> _What you have to do_
Copy nothing but the text: repeat each entry exactly and drop the images.

[Stored data entries]
## start

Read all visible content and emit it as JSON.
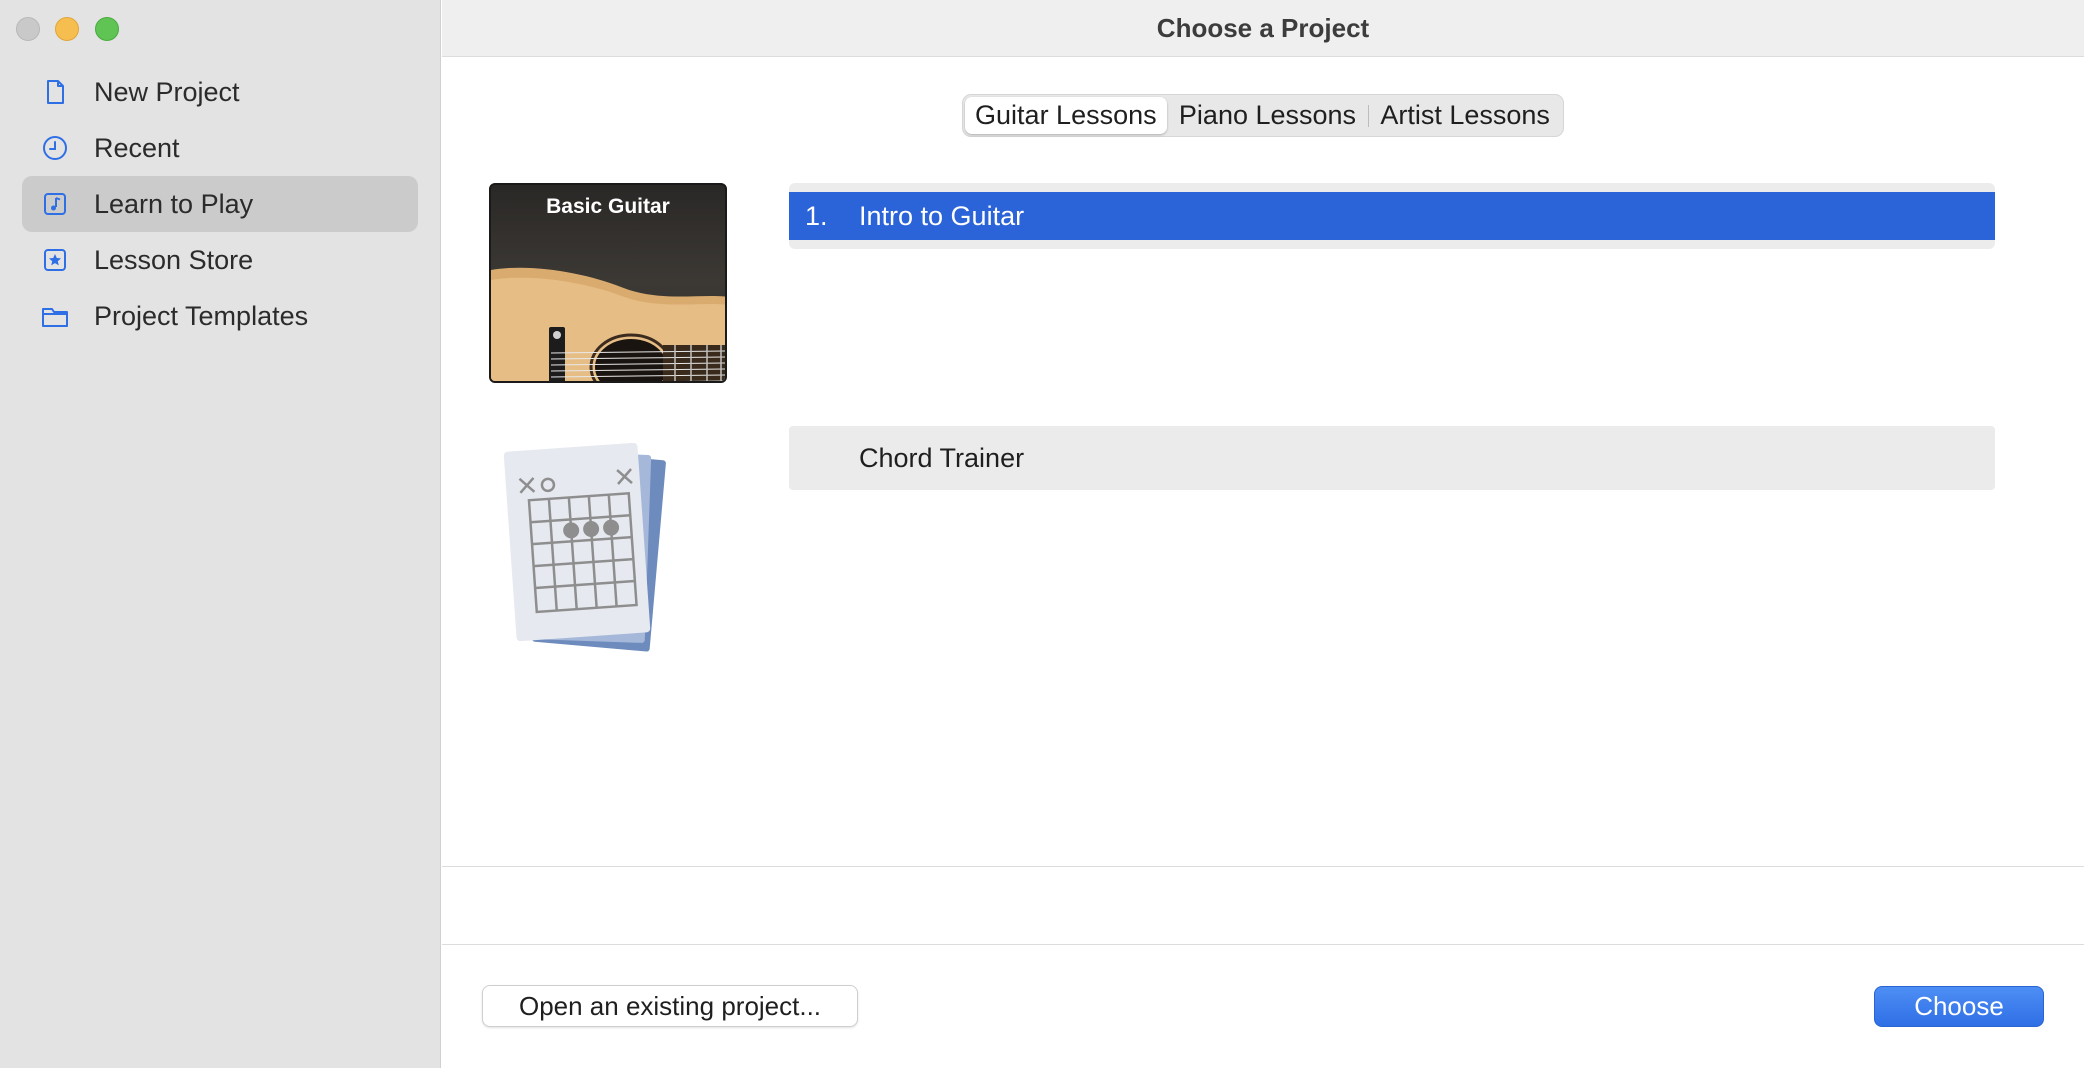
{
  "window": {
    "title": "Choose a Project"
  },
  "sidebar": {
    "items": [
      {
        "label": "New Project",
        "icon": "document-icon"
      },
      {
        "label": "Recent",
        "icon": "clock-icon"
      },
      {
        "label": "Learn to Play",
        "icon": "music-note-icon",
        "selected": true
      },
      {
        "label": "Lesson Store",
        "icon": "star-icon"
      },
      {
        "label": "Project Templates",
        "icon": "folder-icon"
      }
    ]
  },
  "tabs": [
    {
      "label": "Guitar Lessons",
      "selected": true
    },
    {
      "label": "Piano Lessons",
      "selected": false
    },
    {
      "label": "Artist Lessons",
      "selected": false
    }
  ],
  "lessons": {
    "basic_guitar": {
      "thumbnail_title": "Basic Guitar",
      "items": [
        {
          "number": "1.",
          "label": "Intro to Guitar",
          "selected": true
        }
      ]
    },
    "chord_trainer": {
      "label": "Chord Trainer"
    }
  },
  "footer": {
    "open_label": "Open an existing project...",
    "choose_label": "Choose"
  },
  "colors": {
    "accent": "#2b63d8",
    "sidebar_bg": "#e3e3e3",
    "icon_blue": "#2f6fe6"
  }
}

## end

> _Solution below_
Read all visible content and emit it as JSON.
{
  "window": {
    "title": "Choose a Project"
  },
  "sidebar": {
    "items": [
      {
        "label": "New Project",
        "icon": "document-icon"
      },
      {
        "label": "Recent",
        "icon": "clock-icon"
      },
      {
        "label": "Learn to Play",
        "icon": "music-note-icon",
        "selected": true
      },
      {
        "label": "Lesson Store",
        "icon": "star-icon"
      },
      {
        "label": "Project Templates",
        "icon": "folder-icon"
      }
    ]
  },
  "tabs": [
    {
      "label": "Guitar Lessons",
      "selected": true
    },
    {
      "label": "Piano Lessons",
      "selected": false
    },
    {
      "label": "Artist Lessons",
      "selected": false
    }
  ],
  "lessons": {
    "basic_guitar": {
      "thumbnail_title": "Basic Guitar",
      "items": [
        {
          "number": "1.",
          "label": "Intro to Guitar",
          "selected": true
        }
      ]
    },
    "chord_trainer": {
      "label": "Chord Trainer"
    }
  },
  "footer": {
    "open_label": "Open an existing project...",
    "choose_label": "Choose"
  },
  "colors": {
    "accent": "#2b63d8",
    "sidebar_bg": "#e3e3e3",
    "icon_blue": "#2f6fe6"
  }
}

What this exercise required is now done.